Dataset items
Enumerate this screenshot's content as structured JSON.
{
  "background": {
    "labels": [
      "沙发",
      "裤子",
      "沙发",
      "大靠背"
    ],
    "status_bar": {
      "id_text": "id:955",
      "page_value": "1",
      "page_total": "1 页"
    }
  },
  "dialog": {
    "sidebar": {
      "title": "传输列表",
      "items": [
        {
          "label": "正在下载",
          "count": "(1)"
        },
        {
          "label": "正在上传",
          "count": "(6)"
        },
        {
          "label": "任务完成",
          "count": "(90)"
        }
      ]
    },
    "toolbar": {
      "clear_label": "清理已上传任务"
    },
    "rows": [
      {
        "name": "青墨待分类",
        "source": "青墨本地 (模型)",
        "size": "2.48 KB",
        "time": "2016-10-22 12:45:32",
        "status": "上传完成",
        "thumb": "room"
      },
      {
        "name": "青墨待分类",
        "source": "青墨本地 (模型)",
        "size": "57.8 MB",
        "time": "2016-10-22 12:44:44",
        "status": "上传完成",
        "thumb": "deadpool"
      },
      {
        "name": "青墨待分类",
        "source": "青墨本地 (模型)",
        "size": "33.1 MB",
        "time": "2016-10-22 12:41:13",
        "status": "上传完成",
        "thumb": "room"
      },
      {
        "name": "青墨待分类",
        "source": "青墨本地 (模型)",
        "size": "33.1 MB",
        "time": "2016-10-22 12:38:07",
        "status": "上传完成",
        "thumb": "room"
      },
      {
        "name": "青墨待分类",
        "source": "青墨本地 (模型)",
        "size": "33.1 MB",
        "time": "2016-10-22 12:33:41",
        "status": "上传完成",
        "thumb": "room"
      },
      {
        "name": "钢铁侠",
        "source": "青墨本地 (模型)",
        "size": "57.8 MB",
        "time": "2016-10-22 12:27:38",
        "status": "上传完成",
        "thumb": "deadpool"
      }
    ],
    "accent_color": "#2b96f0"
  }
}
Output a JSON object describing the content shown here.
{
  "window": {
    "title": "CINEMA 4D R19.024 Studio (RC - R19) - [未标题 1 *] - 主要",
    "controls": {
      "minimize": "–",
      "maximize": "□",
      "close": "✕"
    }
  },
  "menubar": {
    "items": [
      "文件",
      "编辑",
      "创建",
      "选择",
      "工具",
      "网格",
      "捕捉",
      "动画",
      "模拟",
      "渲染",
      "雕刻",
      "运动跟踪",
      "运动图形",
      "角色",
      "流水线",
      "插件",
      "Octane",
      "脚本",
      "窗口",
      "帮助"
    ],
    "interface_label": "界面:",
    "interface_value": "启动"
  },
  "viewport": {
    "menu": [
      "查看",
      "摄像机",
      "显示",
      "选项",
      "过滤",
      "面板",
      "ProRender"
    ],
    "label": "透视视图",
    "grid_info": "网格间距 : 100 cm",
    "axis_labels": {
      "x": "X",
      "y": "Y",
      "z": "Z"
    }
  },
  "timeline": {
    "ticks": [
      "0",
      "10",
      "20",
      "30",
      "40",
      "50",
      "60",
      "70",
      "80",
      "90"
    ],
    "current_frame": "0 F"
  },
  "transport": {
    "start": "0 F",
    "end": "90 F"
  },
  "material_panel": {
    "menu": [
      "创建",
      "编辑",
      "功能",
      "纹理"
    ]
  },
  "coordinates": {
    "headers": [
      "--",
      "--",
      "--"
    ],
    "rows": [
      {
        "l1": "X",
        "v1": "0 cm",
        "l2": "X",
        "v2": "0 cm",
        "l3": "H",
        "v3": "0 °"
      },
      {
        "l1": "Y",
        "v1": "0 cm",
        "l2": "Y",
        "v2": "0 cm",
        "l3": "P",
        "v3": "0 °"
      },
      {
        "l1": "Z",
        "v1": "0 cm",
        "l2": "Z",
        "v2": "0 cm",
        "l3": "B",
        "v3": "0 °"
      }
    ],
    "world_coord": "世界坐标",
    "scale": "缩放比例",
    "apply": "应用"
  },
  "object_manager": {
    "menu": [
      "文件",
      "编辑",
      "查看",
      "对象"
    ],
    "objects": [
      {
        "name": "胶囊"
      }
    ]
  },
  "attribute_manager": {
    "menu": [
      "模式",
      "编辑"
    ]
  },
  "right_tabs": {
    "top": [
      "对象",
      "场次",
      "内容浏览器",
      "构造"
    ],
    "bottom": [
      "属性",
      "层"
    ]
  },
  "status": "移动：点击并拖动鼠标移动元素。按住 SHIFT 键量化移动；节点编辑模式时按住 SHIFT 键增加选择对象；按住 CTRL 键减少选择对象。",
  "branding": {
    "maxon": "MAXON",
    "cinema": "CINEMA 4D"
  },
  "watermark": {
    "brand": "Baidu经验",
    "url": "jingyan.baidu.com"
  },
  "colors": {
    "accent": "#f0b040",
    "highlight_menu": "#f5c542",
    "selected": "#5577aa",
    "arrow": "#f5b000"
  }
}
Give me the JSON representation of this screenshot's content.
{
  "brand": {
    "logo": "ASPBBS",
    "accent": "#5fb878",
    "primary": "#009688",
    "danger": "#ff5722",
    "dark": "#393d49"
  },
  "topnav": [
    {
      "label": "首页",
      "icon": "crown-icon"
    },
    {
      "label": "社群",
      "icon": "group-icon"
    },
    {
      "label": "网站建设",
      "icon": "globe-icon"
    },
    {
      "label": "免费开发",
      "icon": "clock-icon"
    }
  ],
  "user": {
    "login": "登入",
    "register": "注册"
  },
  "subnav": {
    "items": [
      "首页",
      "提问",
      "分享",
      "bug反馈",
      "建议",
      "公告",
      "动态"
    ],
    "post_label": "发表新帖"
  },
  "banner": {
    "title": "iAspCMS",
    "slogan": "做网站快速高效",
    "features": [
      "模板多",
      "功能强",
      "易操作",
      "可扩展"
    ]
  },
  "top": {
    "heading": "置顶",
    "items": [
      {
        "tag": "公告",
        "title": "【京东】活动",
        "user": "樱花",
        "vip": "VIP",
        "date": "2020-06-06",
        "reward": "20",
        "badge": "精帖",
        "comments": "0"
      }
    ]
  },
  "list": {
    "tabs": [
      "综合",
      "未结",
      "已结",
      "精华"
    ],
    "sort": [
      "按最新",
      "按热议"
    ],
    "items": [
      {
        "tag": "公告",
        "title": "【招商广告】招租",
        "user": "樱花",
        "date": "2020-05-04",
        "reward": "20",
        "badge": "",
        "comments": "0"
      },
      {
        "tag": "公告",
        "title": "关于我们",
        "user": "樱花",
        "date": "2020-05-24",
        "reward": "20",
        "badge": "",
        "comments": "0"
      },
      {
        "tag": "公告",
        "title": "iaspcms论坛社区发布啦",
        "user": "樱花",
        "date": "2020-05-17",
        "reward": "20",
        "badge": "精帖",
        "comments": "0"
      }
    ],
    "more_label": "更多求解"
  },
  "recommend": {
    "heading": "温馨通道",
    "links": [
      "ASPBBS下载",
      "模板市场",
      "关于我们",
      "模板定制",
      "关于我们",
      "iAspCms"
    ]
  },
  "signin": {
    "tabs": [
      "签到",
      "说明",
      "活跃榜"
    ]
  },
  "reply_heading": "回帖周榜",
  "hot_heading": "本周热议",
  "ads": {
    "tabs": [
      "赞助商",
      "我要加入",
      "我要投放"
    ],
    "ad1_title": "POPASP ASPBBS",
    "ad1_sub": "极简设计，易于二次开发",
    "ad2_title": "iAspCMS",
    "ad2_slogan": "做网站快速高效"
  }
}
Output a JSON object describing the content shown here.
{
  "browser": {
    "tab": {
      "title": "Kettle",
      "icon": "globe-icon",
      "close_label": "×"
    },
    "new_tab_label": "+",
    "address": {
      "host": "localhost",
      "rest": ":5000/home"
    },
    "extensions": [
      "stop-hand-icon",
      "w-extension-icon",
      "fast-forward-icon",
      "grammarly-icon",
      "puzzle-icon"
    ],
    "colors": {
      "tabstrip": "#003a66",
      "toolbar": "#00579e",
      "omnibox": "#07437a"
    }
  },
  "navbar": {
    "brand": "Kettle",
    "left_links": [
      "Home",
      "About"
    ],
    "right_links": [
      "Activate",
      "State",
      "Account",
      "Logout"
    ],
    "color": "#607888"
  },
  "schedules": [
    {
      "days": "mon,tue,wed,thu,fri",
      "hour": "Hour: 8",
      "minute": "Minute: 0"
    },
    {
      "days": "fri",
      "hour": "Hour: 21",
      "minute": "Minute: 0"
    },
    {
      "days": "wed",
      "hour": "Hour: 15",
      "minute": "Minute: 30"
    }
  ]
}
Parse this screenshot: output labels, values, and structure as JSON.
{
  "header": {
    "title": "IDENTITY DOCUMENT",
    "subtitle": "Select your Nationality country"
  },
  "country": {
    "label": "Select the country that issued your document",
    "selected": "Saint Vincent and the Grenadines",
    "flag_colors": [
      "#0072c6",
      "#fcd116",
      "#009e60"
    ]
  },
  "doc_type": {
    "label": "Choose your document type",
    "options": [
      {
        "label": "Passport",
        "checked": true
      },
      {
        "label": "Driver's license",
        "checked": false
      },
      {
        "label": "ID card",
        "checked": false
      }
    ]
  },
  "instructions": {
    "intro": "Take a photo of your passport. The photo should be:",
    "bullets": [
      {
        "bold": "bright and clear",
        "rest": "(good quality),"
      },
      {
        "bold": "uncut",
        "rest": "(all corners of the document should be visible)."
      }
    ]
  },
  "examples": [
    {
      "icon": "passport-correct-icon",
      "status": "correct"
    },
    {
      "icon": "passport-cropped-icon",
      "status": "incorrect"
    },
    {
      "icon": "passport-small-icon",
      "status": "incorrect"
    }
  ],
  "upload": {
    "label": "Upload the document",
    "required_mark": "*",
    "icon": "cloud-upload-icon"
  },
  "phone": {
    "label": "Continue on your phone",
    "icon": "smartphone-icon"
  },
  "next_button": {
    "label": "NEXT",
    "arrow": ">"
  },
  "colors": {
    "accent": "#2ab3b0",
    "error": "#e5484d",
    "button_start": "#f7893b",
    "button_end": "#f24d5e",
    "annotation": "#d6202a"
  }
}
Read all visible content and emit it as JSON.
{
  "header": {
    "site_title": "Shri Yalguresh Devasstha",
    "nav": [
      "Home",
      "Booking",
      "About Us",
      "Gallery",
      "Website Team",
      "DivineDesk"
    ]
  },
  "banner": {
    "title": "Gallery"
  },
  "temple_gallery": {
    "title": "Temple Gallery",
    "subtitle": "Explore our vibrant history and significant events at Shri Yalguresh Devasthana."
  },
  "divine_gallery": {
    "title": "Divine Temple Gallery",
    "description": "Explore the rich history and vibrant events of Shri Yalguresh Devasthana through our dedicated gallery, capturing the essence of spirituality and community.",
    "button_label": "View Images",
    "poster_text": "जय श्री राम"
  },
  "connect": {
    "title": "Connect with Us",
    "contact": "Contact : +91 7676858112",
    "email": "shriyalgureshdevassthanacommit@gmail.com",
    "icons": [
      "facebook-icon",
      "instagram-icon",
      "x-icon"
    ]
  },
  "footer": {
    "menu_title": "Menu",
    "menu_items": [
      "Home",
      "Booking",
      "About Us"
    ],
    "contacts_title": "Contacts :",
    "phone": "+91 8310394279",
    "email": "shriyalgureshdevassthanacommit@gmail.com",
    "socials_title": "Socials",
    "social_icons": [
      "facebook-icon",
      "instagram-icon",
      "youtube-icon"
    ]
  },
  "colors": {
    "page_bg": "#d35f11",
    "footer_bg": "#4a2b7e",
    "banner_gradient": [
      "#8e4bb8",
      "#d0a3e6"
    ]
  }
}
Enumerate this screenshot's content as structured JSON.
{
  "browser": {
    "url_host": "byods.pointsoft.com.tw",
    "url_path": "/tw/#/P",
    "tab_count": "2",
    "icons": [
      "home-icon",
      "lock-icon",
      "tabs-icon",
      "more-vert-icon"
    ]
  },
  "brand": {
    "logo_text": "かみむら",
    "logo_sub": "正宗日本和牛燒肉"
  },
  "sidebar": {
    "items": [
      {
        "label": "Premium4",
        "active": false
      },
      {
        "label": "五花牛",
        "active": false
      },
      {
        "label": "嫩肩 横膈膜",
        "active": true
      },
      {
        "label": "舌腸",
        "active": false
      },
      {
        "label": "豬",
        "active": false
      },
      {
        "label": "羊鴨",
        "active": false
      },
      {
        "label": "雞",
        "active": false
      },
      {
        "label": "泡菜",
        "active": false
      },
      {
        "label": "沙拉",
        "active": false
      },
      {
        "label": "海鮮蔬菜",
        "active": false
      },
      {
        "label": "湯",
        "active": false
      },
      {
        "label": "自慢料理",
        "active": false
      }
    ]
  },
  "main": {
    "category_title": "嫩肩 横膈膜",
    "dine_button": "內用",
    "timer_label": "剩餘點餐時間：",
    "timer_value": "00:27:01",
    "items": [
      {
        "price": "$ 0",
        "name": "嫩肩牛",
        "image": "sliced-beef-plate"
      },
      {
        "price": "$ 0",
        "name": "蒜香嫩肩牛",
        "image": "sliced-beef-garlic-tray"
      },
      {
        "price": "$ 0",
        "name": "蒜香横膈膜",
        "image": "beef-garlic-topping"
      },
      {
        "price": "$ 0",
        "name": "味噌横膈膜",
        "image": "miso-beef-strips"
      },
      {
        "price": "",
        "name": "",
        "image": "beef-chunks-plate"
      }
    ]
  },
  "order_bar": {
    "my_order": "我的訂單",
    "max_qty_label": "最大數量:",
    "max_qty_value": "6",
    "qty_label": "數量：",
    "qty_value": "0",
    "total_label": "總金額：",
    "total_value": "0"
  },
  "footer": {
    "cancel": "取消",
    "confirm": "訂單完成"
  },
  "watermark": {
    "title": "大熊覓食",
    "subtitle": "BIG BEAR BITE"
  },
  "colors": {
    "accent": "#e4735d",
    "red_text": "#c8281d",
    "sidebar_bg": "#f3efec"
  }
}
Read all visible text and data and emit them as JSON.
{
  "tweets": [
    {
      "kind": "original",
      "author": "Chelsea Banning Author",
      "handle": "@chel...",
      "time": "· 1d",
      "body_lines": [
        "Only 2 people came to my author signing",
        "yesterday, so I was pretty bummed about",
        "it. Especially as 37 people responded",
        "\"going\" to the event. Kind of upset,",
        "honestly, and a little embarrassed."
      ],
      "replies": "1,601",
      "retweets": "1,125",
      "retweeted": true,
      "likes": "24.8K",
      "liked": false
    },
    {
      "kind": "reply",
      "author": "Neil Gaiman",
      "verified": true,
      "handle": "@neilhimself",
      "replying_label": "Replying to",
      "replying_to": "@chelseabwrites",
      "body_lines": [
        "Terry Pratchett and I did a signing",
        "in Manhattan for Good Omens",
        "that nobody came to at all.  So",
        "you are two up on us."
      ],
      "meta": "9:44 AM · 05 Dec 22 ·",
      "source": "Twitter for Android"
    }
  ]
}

Task
Find every line in the records above that holds the word "signing", and copy each one.

Finished exercise
        "Only 2 people came to my author signing",
        "Terry Pratchett and I did a signing",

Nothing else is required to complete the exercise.